==== SELECTED EXCERPT

Helene Anna Held (✦March 8, 1873 - August 12, 1918) was a Polish-born stage performer, most often associated with impresario Florenz Ziegfeld, her common-law husband.

Early life

Born in Warsaw, Congress Poland, Russian Empire she was the daughter of a Jewish glove maker, Shimmle (aka Maurice) Held, and his French-Jewish wife, Yvonne Pierre. Sources of her year of birth range from 1865 (the earliest) to 1873 (the latest). In 1881, anti-semitic pogroms [Note 1] forced the family to flee to Paris, France. When her father's glove-making business failed, he found work as a janitor, while her mother operated a kosher restaurant. Held began working in the garment industry, then found work as a singer in Jewish theatres in Paris and, later, after her father's death, London, where her roles included the title role in a production by Jacob Adler of Abraham Goldfaden's Shulamith; she was also in Goldfaden's ill-fated Paris troupe, whose cashier stole their money before they ever played publicly.

Acting career

Her vivacious and animated personality proved popular, and her career as a stage performer began to gain momentum. She was soon known for her risqué songs, flirtatious nature and willingness to show her legs on stage. Around this time, she became the wife of a much-older Uruguayan playboy, Maximo Carrera, with whom she had a daughter, Liane, who was born in 1895, shortly after their 1894 marriage, and who became an actress and producer, sometimes billed as Anna Held, Jr.

Touring through Europe she was appearing in London in 1896 when she met Florenz Ziegfeld. Ziegfeld asked her to return to New York City with him and she agreed. He set about creating a wave of public interest in her, by feeding stories about her to the American press. By the time Held and Ziegfeld arrived in New York, she was already the subject of intense public speculation. When she finally performed, the critics were dismissive of her, but the public liked her.

========

## [EXERCISES]
1) In the Anna Held passage, in which city was she performing in 1896 when she met Florenz Ziegfeld?
2) Quote the stretch of the Anna Held passage from "Touring through Europe" through "public liked her.".

==== DATA

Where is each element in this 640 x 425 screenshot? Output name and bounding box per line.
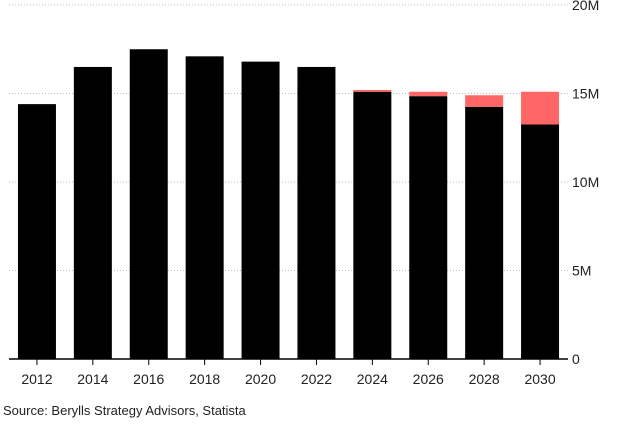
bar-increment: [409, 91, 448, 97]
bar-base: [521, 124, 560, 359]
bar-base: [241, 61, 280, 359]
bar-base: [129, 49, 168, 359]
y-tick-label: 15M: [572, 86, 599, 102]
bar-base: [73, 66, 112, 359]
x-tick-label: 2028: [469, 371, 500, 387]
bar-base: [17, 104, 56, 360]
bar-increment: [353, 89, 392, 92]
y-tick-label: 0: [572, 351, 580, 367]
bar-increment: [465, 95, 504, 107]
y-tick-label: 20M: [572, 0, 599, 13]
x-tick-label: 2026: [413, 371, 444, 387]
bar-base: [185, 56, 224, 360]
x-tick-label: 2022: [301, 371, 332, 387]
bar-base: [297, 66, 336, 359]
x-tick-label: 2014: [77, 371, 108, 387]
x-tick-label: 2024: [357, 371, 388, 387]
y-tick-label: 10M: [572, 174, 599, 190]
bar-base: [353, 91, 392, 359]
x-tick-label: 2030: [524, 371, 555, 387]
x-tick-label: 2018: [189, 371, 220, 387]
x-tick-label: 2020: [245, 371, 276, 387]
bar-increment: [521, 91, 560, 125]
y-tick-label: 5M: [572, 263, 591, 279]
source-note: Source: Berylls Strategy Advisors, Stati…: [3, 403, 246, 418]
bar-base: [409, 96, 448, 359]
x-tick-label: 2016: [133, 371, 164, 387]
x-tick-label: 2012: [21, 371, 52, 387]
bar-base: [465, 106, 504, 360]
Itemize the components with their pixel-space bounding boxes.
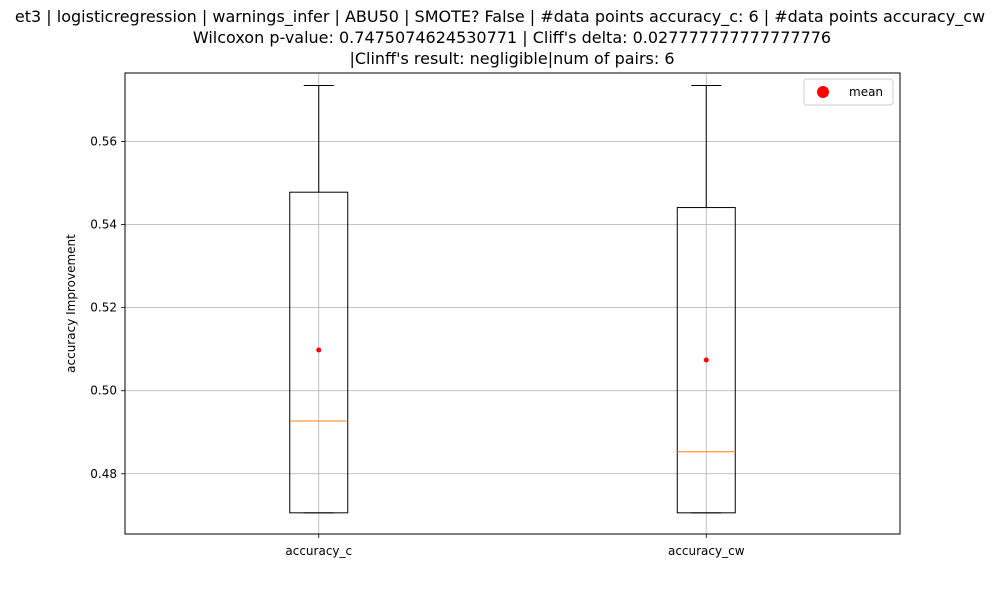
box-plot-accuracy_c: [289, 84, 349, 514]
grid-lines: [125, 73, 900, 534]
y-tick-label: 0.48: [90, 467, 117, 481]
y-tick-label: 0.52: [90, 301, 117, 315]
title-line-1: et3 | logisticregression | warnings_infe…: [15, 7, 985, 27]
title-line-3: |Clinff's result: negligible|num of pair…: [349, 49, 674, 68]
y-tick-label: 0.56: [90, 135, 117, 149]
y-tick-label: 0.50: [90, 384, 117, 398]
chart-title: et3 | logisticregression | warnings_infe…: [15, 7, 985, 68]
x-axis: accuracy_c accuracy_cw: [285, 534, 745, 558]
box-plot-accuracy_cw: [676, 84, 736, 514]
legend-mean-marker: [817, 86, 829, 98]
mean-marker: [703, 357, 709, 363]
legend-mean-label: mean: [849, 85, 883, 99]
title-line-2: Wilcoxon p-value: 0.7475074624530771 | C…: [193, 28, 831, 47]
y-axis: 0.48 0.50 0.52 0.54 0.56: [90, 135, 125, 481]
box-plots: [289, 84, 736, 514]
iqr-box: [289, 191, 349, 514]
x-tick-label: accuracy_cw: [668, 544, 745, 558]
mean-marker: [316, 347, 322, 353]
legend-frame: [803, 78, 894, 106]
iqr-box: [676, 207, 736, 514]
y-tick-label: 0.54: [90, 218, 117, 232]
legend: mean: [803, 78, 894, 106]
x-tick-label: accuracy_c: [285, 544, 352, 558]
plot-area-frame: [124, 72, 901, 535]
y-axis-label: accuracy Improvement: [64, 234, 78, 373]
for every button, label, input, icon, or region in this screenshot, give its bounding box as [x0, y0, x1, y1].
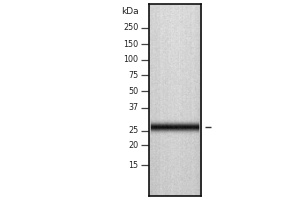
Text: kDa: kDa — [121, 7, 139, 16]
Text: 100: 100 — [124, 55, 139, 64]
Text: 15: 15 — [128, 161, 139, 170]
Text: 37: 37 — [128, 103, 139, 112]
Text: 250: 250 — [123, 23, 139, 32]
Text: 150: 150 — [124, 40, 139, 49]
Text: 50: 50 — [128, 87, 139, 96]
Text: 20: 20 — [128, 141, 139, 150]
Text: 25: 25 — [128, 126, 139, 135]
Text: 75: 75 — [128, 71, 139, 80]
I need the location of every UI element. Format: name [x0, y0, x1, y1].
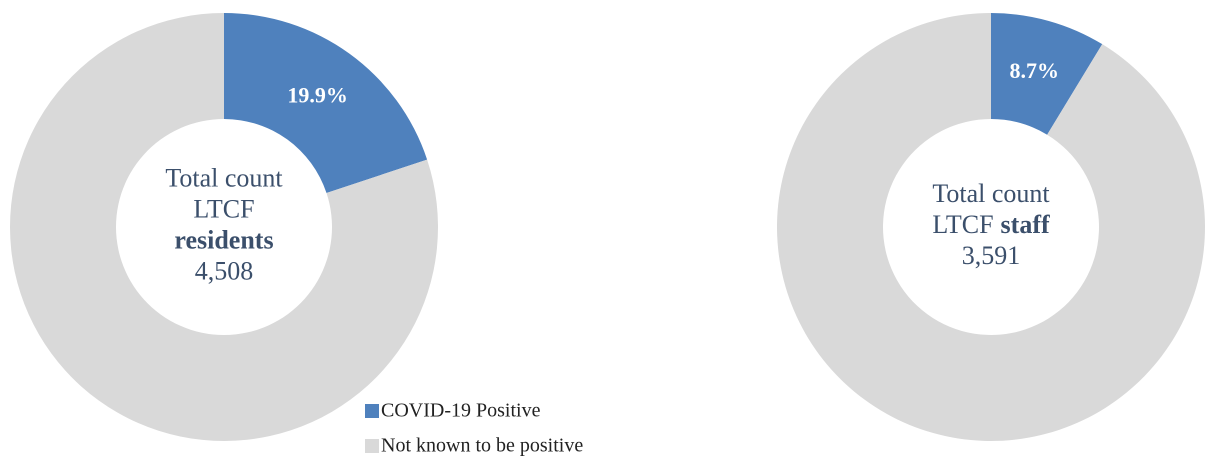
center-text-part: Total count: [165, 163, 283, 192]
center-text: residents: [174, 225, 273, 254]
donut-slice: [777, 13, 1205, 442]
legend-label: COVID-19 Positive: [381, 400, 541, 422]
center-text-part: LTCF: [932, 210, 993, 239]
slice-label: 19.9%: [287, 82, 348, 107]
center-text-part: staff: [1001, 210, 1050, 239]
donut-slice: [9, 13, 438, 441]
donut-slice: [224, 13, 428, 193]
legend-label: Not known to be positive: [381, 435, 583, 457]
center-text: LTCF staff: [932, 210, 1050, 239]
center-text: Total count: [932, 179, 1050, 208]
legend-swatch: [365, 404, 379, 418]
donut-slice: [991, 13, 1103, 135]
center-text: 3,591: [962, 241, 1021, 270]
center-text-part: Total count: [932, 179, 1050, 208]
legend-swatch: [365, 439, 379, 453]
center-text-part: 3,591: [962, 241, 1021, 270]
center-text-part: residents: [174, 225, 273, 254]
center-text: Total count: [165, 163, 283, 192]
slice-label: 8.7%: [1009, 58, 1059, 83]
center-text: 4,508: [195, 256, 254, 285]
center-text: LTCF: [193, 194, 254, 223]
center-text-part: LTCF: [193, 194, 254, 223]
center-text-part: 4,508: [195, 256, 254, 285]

========

## [ANSWERS FOR THIS EXERCISE]
1) London

2)
Touring through Europe she was appearing in London in 1896 when she met Florenz Ziegfeld. Ziegfeld asked her to return to New York City with him and she agreed. He set about creating a wave of public interest in her, by feeding stories about her to the American press. By the time Held and Ziegfeld arrived in New York, she was already the subject of intense public speculation. When she finally performed, the critics were dismissive of her, but the public liked her.